All entries shown below should be duplicated character for character.
** Opening DATA SHOWN block **
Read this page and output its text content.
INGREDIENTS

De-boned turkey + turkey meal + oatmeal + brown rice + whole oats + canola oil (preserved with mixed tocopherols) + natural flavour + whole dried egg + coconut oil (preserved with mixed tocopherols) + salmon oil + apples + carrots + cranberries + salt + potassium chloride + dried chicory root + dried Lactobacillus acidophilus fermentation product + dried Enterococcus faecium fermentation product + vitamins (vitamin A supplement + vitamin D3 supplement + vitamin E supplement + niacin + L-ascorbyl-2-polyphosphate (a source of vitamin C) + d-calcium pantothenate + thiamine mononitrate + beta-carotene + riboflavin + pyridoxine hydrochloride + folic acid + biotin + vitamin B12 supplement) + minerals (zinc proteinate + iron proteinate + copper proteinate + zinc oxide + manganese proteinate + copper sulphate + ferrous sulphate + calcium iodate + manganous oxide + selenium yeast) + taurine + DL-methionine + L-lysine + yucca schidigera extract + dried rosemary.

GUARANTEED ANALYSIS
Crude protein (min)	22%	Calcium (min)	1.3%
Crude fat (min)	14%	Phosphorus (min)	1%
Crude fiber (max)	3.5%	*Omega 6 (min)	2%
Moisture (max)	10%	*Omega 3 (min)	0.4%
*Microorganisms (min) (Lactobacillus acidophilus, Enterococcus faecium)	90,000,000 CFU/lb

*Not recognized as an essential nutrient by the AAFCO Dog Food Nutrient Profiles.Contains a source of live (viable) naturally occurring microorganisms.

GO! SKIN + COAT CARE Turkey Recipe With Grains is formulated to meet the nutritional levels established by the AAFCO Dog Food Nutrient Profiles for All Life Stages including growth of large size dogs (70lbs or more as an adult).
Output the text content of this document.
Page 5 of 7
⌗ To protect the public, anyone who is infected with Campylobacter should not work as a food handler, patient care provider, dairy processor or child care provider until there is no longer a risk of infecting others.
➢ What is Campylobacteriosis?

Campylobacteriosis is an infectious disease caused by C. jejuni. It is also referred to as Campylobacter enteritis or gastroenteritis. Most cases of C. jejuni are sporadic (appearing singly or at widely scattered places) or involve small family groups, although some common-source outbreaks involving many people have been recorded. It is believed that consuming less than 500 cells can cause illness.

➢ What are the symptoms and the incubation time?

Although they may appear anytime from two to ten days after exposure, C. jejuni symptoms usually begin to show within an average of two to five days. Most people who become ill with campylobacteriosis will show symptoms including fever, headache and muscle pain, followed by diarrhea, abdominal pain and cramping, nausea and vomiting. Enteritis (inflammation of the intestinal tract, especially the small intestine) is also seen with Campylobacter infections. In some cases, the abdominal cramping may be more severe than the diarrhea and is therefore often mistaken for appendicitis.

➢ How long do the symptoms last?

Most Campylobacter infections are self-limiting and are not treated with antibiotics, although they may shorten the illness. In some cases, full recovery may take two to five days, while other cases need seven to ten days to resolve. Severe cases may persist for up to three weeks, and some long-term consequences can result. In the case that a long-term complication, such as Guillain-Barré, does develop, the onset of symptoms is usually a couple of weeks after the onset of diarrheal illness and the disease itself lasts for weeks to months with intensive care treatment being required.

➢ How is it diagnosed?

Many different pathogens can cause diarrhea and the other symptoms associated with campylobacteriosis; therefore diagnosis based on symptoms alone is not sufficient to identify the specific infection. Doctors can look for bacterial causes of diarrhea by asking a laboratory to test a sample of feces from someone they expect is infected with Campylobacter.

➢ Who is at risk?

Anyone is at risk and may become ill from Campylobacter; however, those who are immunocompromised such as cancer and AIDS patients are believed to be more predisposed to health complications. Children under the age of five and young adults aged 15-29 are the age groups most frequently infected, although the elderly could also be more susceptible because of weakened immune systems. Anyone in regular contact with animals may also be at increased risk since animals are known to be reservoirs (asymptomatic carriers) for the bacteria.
** Closing DATA SHOWN block **
▶ **EXERCISE RESULT**
Read this page and output its text content.
INGREDIENTS

De-boned turkey + turkey meal + oatmeal + brown rice + whole oats + canola oil (preserved with mixed tocopherols) + natural flavour + whole dried egg + coconut oil (preserved with mixed tocopherols) + salmon oil + apples + carrots + cranberries + salt + potassium chloride + dried chicory root + dried Lactobacillus acidophilus fermentation product + dried Enterococcus faecium fermentation product + vitamins (vitamin A supplement + vitamin D3 supplement + vitamin E supplement + niacin + L-ascorbyl-2-polyphosphate (a source of vitamin C) + d-calcium pantothenate + thiamine mononitrate + beta-carotene + riboflavin + pyridoxine hydrochloride + folic acid + biotin + vitamin B12 supplement) + minerals (zinc proteinate + iron proteinate + copper proteinate + zinc oxide + manganese proteinate + copper sulphate + ferrous sulphate + calcium iodate + manganous oxide + selenium yeast) + taurine + DL-methionine + L-lysine + yucca schidigera extract + dried rosemary.

GUARANTEED ANALYSIS
Crude protein (min)	22%	Calcium (min)	1.3%
Crude fat (min)	14%	Phosphorus (min)	1%
Crude fiber (max)	3.5%	*Omega 6 (min)	2%
Moisture (max)	10%	*Omega 3 (min)	0.4%
*Microorganisms (min) (Lactobacillus acidophilus, Enterococcus faecium)	90,000,000 CFU/lb

*Not recognized as an essential nutrient by the AAFCO Dog Food Nutrient Profiles.Contains a source of live (viable) naturally occurring microorganisms.

GO! SKIN + COAT CARE Turkey Recipe With Grains is formulated to meet the nutritional levels established by the AAFCO Dog Food Nutrient Profiles for All Life Stages including growth of large size dogs (70lbs or more as an adult).
Output the text content of this document.
Page 5 of 7
⌗ To protect the public, anyone who is infected with Campylobacter should not work as a food handler, patient care provider, dairy processor or child care provider until there is no longer a risk of infecting others.
➢ What is Campylobacteriosis?

Campylobacteriosis is an infectious disease caused by C. jejuni. It is also referred to as Campylobacter enteritis or gastroenteritis. Most cases of C. jejuni are sporadic (appearing singly or at widely scattered places) or involve small family groups, although some common-source outbreaks involving many people have been recorded. It is believed that consuming less than 500 cells can cause illness.

➢ What are the symptoms and the incubation time?

Although they may appear anytime from two to ten days after exposure, C. jejuni symptoms usually begin to show within an average of two to five days. Most people who become ill with campylobacteriosis will show symptoms including fever, headache and muscle pain, followed by diarrhea, abdominal pain and cramping, nausea and vomiting. Enteritis (inflammation of the intestinal tract, especially the small intestine) is also seen with Campylobacter infections. In some cases, the abdominal cramping may be more severe than the diarrhea and is therefore often mistaken for appendicitis.

➢ How long do the symptoms last?

Most Campylobacter infections are self-limiting and are not treated with antibiotics, although they may shorten the illness. In some cases, full recovery may take two to five days, while other cases need seven to ten days to resolve. Severe cases may persist for up to three weeks, and some long-term consequences can result. In the case that a long-term complication, such as Guillain-Barré, does develop, the onset of symptoms is usually a couple of weeks after the onset of diarrheal illness and the disease itself lasts for weeks to months with intensive care treatment being required.

➢ How is it diagnosed?

Many different pathogens can cause diarrhea and the other symptoms associated with campylobacteriosis; therefore diagnosis based on symptoms alone is not sufficient to identify the specific infection. Doctors can look for bacterial causes of diarrhea by asking a laboratory to test a sample of feces from someone they expect is infected with Campylobacter.

➢ Who is at risk?

Anyone is at risk and may become ill from Campylobacter; however, those who are immunocompromised such as cancer and AIDS patients are believed to be more predisposed to health complications. Children under the age of five and young adults aged 15-29 are the age groups most frequently infected, although the elderly could also be more susceptible because of weakened immune systems. Anyone in regular contact with animals may also be at increased risk since animals are known to be reservoirs (asymptomatic carriers) for the bacteria.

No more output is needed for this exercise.